Dataset entries on figures:
╭──

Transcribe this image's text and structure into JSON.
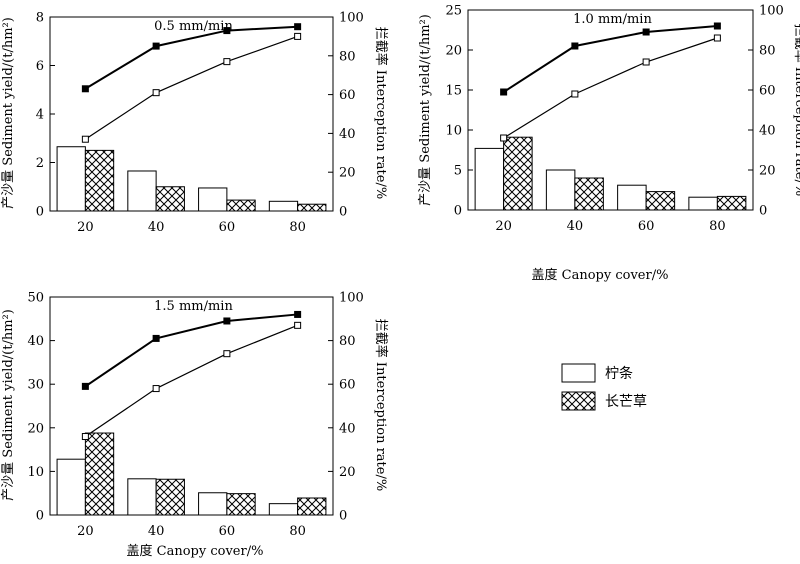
{
  "figure": {
    "legend": [
      {
        "label": "柠条",
        "pattern": "white"
      },
      {
        "label": "长芒草",
        "pattern": "crosshatch"
      }
    ],
    "y_left_label": "产沙量 Sediment yield/(t/hm²)",
    "y_right_label": "拦截率 Interception rate/%",
    "x_label": "盖度 Canopy cover/%"
  },
  "chart_data": [
    {
      "type": "bar+line",
      "title": "0.5 mm/min",
      "categories": [
        "20",
        "40",
        "60",
        "80"
      ],
      "ylim_left": [
        0,
        8
      ],
      "yticks_left": [
        0,
        2,
        4,
        6,
        8
      ],
      "ylim_right": [
        0,
        100
      ],
      "yticks_right": [
        0,
        20,
        40,
        60,
        80,
        100
      ],
      "series": [
        {
          "name": "柠条",
          "kind": "bar",
          "axis": "left",
          "values": [
            2.65,
            1.65,
            0.95,
            0.4
          ]
        },
        {
          "name": "长芒草",
          "kind": "bar",
          "axis": "left",
          "values": [
            2.5,
            1.0,
            0.45,
            0.28
          ]
        },
        {
          "name": "柠条",
          "kind": "line",
          "marker": "square-open",
          "axis": "right",
          "values": [
            37,
            61,
            77,
            90
          ]
        },
        {
          "name": "长芒草",
          "kind": "line",
          "marker": "square-filled",
          "axis": "right",
          "values": [
            63,
            85,
            93,
            95
          ]
        }
      ]
    },
    {
      "type": "bar+line",
      "title": "1.0 mm/min",
      "categories": [
        "20",
        "40",
        "60",
        "80"
      ],
      "ylim_left": [
        0,
        25
      ],
      "yticks_left": [
        0,
        5,
        10,
        15,
        20,
        25
      ],
      "ylim_right": [
        0,
        100
      ],
      "yticks_right": [
        0,
        20,
        40,
        60,
        80,
        100
      ],
      "series": [
        {
          "name": "柠条",
          "kind": "bar",
          "axis": "left",
          "values": [
            7.7,
            5.0,
            3.1,
            1.6
          ]
        },
        {
          "name": "长芒草",
          "kind": "bar",
          "axis": "left",
          "values": [
            9.1,
            4.0,
            2.3,
            1.7
          ]
        },
        {
          "name": "柠条",
          "kind": "line",
          "marker": "square-open",
          "axis": "right",
          "values": [
            36,
            58,
            74,
            86
          ]
        },
        {
          "name": "长芒草",
          "kind": "line",
          "marker": "square-filled",
          "axis": "right",
          "values": [
            59,
            82,
            89,
            92
          ]
        }
      ]
    },
    {
      "type": "bar+line",
      "title": "1.5 mm/min",
      "categories": [
        "20",
        "40",
        "60",
        "80"
      ],
      "ylim_left": [
        0,
        50
      ],
      "yticks_left": [
        0,
        10,
        20,
        30,
        40,
        50
      ],
      "ylim_right": [
        0,
        100
      ],
      "yticks_right": [
        0,
        20,
        40,
        60,
        80,
        100
      ],
      "series": [
        {
          "name": "柠条",
          "kind": "bar",
          "axis": "left",
          "values": [
            12.8,
            8.3,
            5.1,
            2.6
          ]
        },
        {
          "name": "长芒草",
          "kind": "bar",
          "axis": "left",
          "values": [
            18.8,
            8.2,
            4.9,
            3.9
          ]
        },
        {
          "name": "柠条",
          "kind": "line",
          "marker": "square-open",
          "axis": "right",
          "values": [
            36,
            58,
            74,
            87
          ]
        },
        {
          "name": "长芒草",
          "kind": "line",
          "marker": "square-filled",
          "axis": "right",
          "values": [
            59,
            81,
            89,
            92
          ]
        }
      ]
    }
  ]
}
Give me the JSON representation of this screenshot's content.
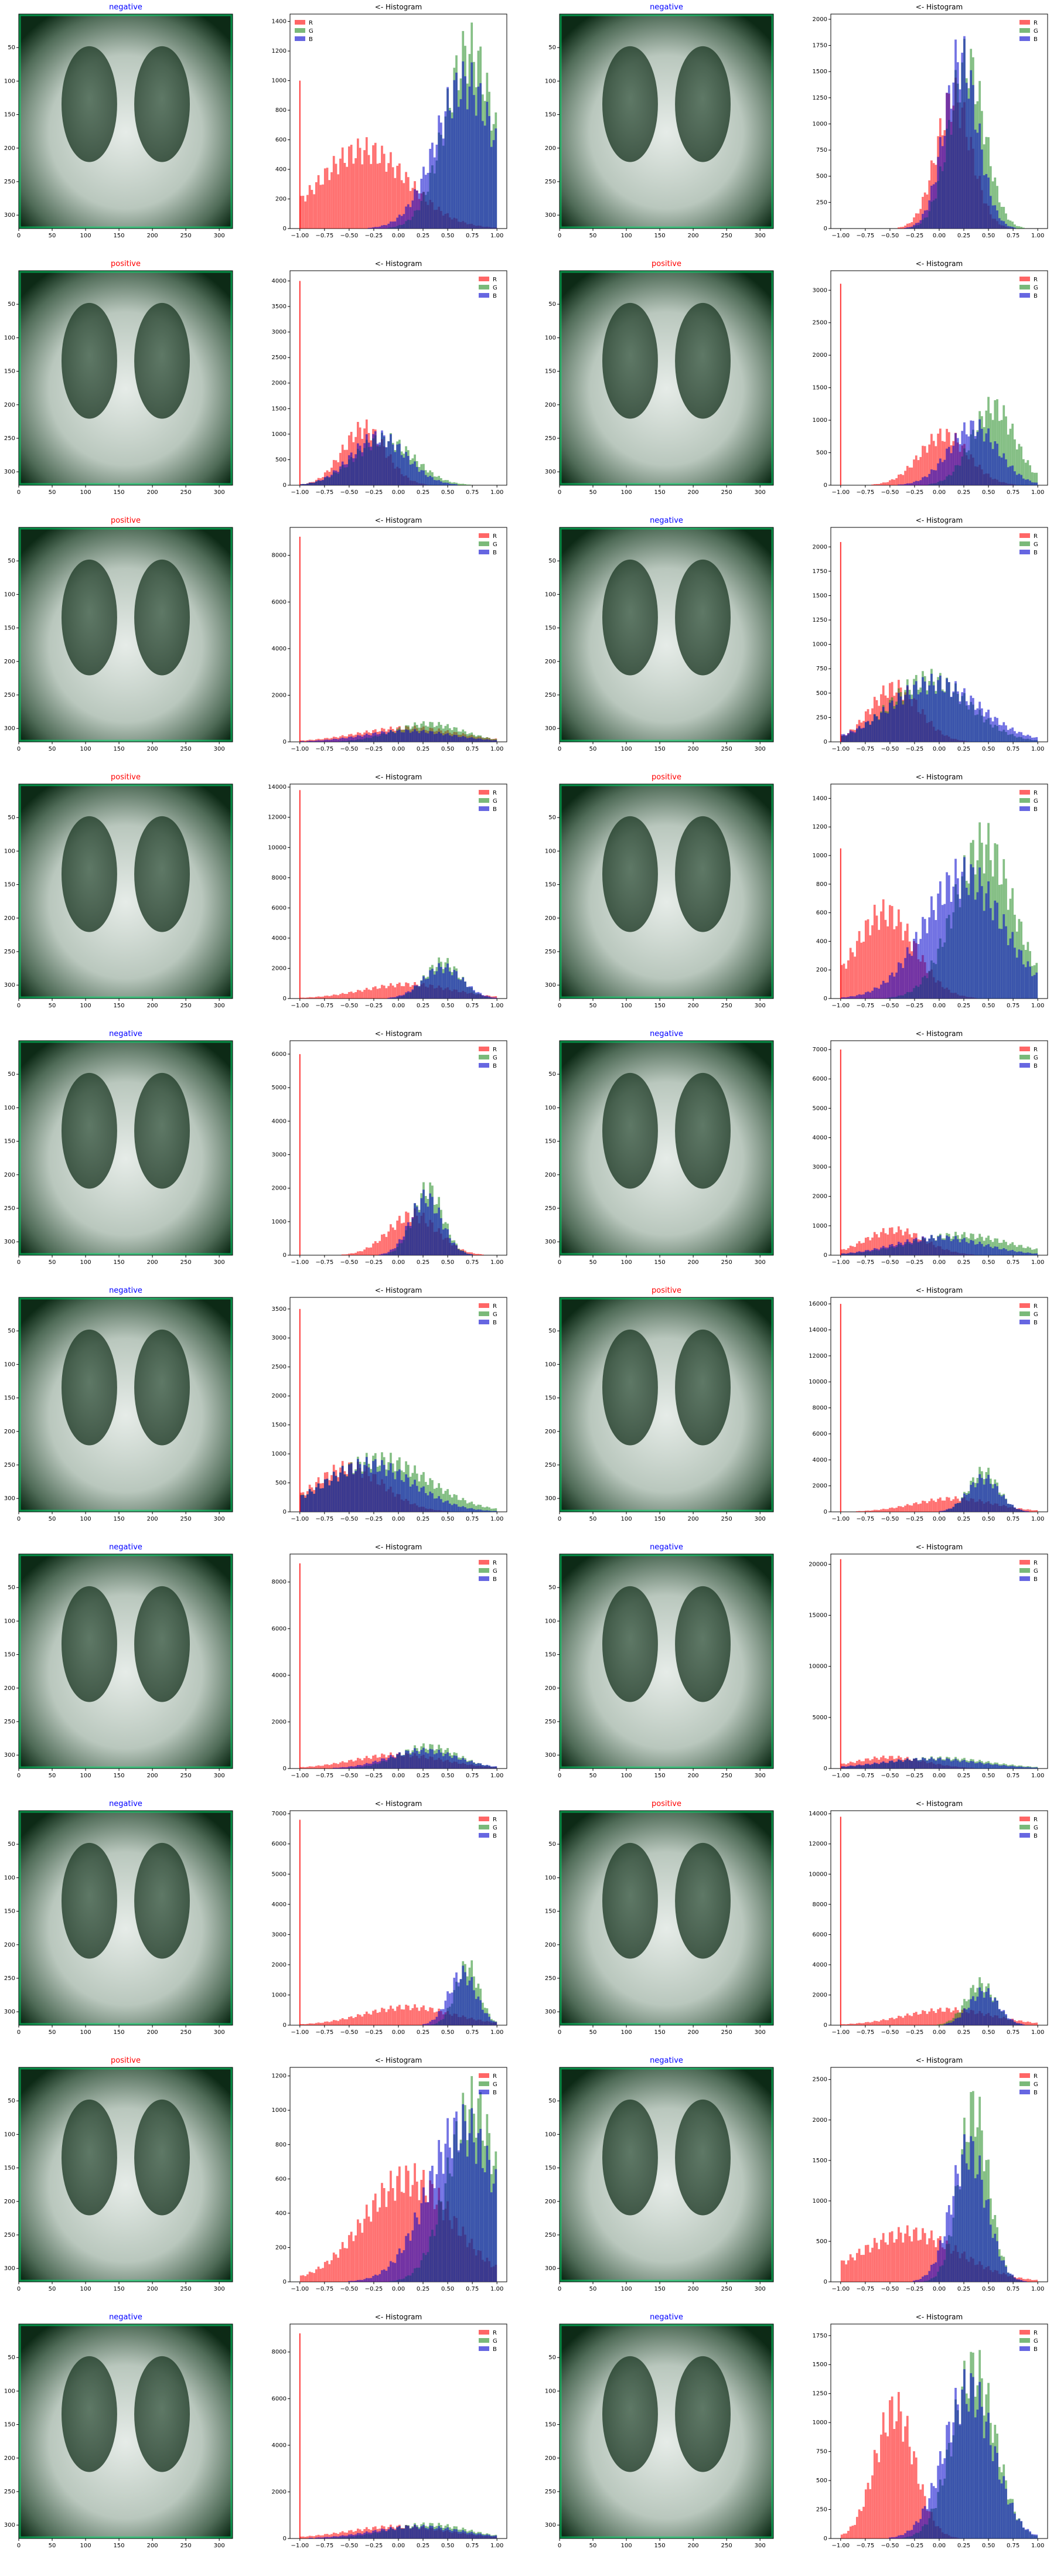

╰──

_Brief_. Set down the material above as is, without any pictures.

_Written answer_.
Transcribe this image's text and structure into JSON.
{
  "figure": {
    "legend": [
      {
        "label": "柠条",
        "pattern": "white"
      },
      {
        "label": "长芒草",
        "pattern": "crosshatch"
      }
    ],
    "y_left_label": "产沙量 Sediment yield/(t/hm²)",
    "y_right_label": "拦截率 Interception rate/%",
    "x_label": "盖度 Canopy cover/%"
  },
  "chart_data": [
    {
      "type": "bar+line",
      "title": "0.5 mm/min",
      "categories": [
        "20",
        "40",
        "60",
        "80"
      ],
      "ylim_left": [
        0,
        8
      ],
      "yticks_left": [
        0,
        2,
        4,
        6,
        8
      ],
      "ylim_right": [
        0,
        100
      ],
      "yticks_right": [
        0,
        20,
        40,
        60,
        80,
        100
      ],
      "series": [
        {
          "name": "柠条",
          "kind": "bar",
          "axis": "left",
          "values": [
            2.65,
            1.65,
            0.95,
            0.4
          ]
        },
        {
          "name": "长芒草",
          "kind": "bar",
          "axis": "left",
          "values": [
            2.5,
            1.0,
            0.45,
            0.28
          ]
        },
        {
          "name": "柠条",
          "kind": "line",
          "marker": "square-open",
          "axis": "right",
          "values": [
            37,
            61,
            77,
            90
          ]
        },
        {
          "name": "长芒草",
          "kind": "line",
          "marker": "square-filled",
          "axis": "right",
          "values": [
            63,
            85,
            93,
            95
          ]
        }
      ]
    },
    {
      "type": "bar+line",
      "title": "1.0 mm/min",
      "categories": [
        "20",
        "40",
        "60",
        "80"
      ],
      "ylim_left": [
        0,
        25
      ],
      "yticks_left": [
        0,
        5,
        10,
        15,
        20,
        25
      ],
      "ylim_right": [
        0,
        100
      ],
      "yticks_right": [
        0,
        20,
        40,
        60,
        80,
        100
      ],
      "series": [
        {
          "name": "柠条",
          "kind": "bar",
          "axis": "left",
          "values": [
            7.7,
            5.0,
            3.1,
            1.6
          ]
        },
        {
          "name": "长芒草",
          "kind": "bar",
          "axis": "left",
          "values": [
            9.1,
            4.0,
            2.3,
            1.7
          ]
        },
        {
          "name": "柠条",
          "kind": "line",
          "marker": "square-open",
          "axis": "right",
          "values": [
            36,
            58,
            74,
            86
          ]
        },
        {
          "name": "长芒草",
          "kind": "line",
          "marker": "square-filled",
          "axis": "right",
          "values": [
            59,
            82,
            89,
            92
          ]
        }
      ]
    },
    {
      "type": "bar+line",
      "title": "1.5 mm/min",
      "categories": [
        "20",
        "40",
        "60",
        "80"
      ],
      "ylim_left": [
        0,
        50
      ],
      "yticks_left": [
        0,
        10,
        20,
        30,
        40,
        50
      ],
      "ylim_right": [
        0,
        100
      ],
      "yticks_right": [
        0,
        20,
        40,
        60,
        80,
        100
      ],
      "series": [
        {
          "name": "柠条",
          "kind": "bar",
          "axis": "left",
          "values": [
            12.8,
            8.3,
            5.1,
            2.6
          ]
        },
        {
          "name": "长芒草",
          "kind": "bar",
          "axis": "left",
          "values": [
            18.8,
            8.2,
            4.9,
            3.9
          ]
        },
        {
          "name": "柠条",
          "kind": "line",
          "marker": "square-open",
          "axis": "right",
          "values": [
            36,
            58,
            74,
            87
          ]
        },
        {
          "name": "长芒草",
          "kind": "line",
          "marker": "square-filled",
          "axis": "right",
          "values": [
            59,
            81,
            89,
            92
          ]
        }
      ]
    }
  ]
}
Give me the JSON representation of this screenshot's content.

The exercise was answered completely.